DESCRIPTION OF THE TASK
Keep every line where the word "this" appears; drop the rest.

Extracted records
BEGIN

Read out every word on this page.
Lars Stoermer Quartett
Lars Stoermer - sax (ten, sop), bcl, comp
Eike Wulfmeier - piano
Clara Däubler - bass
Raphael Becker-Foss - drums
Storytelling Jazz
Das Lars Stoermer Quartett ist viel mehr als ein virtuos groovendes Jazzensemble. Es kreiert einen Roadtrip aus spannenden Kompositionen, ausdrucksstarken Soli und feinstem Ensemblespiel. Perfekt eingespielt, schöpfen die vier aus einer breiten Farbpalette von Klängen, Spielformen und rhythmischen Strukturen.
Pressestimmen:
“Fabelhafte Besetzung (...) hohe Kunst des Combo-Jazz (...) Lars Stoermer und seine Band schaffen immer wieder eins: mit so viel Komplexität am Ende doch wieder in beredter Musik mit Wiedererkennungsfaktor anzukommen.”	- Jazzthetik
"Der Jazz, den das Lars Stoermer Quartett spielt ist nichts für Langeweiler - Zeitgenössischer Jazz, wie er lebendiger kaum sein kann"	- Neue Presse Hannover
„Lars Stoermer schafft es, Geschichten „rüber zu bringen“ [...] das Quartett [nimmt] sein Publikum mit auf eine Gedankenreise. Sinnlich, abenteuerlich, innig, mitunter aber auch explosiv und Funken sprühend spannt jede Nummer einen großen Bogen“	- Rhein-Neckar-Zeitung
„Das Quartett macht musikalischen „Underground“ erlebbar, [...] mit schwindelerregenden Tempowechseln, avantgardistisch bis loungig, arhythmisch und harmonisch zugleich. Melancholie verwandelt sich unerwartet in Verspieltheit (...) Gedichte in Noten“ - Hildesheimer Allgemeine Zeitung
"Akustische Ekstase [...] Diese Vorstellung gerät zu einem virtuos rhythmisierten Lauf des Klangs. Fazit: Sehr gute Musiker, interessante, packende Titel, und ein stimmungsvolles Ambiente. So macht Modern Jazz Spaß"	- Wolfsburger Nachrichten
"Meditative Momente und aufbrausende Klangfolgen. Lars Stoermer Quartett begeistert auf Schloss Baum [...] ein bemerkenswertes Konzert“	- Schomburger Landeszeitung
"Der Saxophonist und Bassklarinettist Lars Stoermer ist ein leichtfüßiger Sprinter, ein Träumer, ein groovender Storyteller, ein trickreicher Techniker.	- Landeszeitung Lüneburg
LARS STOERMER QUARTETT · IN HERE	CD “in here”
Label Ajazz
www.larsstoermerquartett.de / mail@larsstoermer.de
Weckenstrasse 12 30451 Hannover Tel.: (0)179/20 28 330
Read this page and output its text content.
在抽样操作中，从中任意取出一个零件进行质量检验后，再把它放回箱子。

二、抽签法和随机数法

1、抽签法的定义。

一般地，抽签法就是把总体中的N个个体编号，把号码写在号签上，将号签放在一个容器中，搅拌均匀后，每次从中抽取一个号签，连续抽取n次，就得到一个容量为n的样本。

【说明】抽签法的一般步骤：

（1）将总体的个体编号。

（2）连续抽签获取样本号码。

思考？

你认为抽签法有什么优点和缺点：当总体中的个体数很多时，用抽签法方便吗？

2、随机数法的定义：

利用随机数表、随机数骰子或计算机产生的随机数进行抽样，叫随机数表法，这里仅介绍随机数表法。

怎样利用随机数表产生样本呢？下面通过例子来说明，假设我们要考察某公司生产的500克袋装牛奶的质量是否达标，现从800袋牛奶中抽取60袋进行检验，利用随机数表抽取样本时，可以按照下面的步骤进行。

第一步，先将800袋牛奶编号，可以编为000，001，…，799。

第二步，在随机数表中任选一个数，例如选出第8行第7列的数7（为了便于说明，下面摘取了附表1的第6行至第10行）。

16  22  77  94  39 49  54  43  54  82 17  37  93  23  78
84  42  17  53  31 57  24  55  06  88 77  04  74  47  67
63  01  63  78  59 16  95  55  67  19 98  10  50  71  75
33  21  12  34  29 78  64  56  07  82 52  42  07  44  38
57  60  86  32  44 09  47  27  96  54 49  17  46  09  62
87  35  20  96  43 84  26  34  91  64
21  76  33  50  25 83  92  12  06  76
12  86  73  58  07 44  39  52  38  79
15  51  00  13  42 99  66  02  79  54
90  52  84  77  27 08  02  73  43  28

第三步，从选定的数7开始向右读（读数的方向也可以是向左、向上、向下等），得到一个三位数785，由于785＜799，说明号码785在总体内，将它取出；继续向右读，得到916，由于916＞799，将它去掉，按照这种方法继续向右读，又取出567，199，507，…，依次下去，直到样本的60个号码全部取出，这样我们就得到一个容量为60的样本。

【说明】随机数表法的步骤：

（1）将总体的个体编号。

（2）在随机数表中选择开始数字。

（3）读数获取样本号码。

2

END

TASK RESULT
Read out every word on this page.
Read this page and output its text content.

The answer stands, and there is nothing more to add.